Excerpt to read:
++++++++++++++++++++
Metaxy + Delta Lake¶
Delta Lake is an open-source lakehouse storage format with ACID transactions and schema enforcement. To use Metaxy with Delta Lake, configure DeltaMetadataStore. It persists metadata as Delta tables and uses an in-memory Polars engine for versioning computations.
It supports the local filesystem and remote object stores.
Tip
If Polars 1.37 or greater is installed, lazy Polars frames are sinked via
LazyFrame.sink_delta, avoiding unnecessary materialization.
Installation¶
API Reference¶
metaxy.ext.metadata_stores.delta
¶
Delta Lake metadata store implemented with delta-rs.
++++++++++++++++++++
Saved data entries:
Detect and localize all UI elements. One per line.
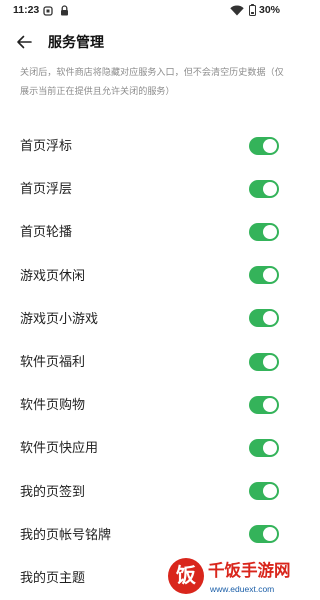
list-item: 软件页快应用 — [0, 426, 300, 469]
toggle-switch[interactable] — [249, 482, 279, 501]
list-item-label: 我的页帐号铭牌 — [20, 526, 112, 542]
list-item: 游戏页休闲 — [0, 254, 300, 297]
toggle-knob — [263, 224, 277, 239]
watermark-logo: 饭 — [168, 558, 204, 594]
list-item-label: 首页浮标 — [20, 138, 73, 153]
status-bar: 11:23 30% — [0, 0, 300, 22]
toggle-switch[interactable] — [249, 352, 279, 371]
toggle-switch[interactable] — [249, 136, 279, 155]
list-item-label: 首页浮层 — [20, 181, 73, 197]
watermark-brand: 千饭手游网 — [208, 562, 291, 580]
list-item-label: 软件页购物 — [20, 397, 86, 413]
toggle-switch[interactable] — [249, 179, 279, 198]
toggle-switch[interactable] — [249, 222, 279, 241]
list-item: 我的页签到 — [0, 470, 300, 513]
list-item-label: 我的页主题 — [20, 569, 86, 585]
battery-percent: 30% — [259, 4, 281, 16]
toggle-knob — [263, 397, 277, 412]
list-item: 游戏页小游戏 — [0, 297, 300, 340]
watermark-url: www.eduext.com — [210, 584, 275, 594]
status-time: 11:23 — [13, 4, 40, 16]
back-button[interactable] — [12, 32, 36, 52]
toggle-switch[interactable] — [249, 266, 279, 285]
toggle-switch[interactable] — [249, 309, 279, 328]
list-item: 我的页帐号铭牌 — [0, 513, 300, 556]
list-item-label: 游戏页休闲 — [20, 267, 86, 283]
arrow-left-icon — [17, 35, 32, 49]
list-item-label: 游戏页小游戏 — [20, 310, 99, 326]
toggle-knob — [263, 354, 277, 369]
list-item-label: 首页轮播 — [20, 224, 73, 240]
list-item: 首页轮播 — [0, 210, 300, 253]
page-title: 服务管理 — [48, 34, 104, 50]
toggle-knob — [263, 311, 277, 326]
header: 服务管理 — [0, 28, 300, 56]
wifi-icon — [230, 5, 244, 16]
list-item-label: 我的页签到 — [20, 483, 86, 499]
toggle-switch[interactable] — [249, 525, 279, 544]
list-item: 首页浮层 — [0, 167, 300, 210]
list-item: 软件页购物 — [0, 383, 300, 426]
toggle-knob — [263, 484, 277, 499]
battery-icon — [249, 5, 256, 16]
description-text: 关闭后，软件商店将隐藏对应服务入口，但不会清空历史数据（仅展示当前正在提供且允许… — [20, 67, 284, 96]
list-item: 首页浮标 — [0, 124, 300, 167]
watermark: 饭 千饭手游网 www.eduext.com — [165, 553, 300, 600]
toggle-switch[interactable] — [249, 395, 279, 414]
toggle-knob — [263, 527, 277, 542]
toggle-knob — [263, 181, 277, 196]
service-list: 首页浮标首页浮层首页轮播游戏页休闲游戏页小游戏 软件页福利软件页购物软件页快应用我… — [0, 124, 300, 599]
toggle-knob — [263, 440, 277, 455]
toggle-knob — [263, 268, 277, 283]
toggle-knob — [263, 138, 277, 153]
list-item-label: 软件页福利 — [20, 353, 86, 369]
battery-fill — [250, 11, 255, 15]
list-item: 软件页福利 — [0, 340, 300, 383]
toggle-switch[interactable] — [249, 438, 279, 457]
app-notification-icon — [43, 6, 53, 16]
list-item-label: 软件页快应用 — [20, 440, 99, 456]
lock-icon — [61, 5, 68, 16]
++++++++++++++++++++
Brief: List every class name, method name, and dotted module path mentioned in the Metaxy and Delta Lake page.

Correct response:
- DeltaMetadataStore
- LazyFrame.sink_delta
- metaxy.ext.metadata_stores.delta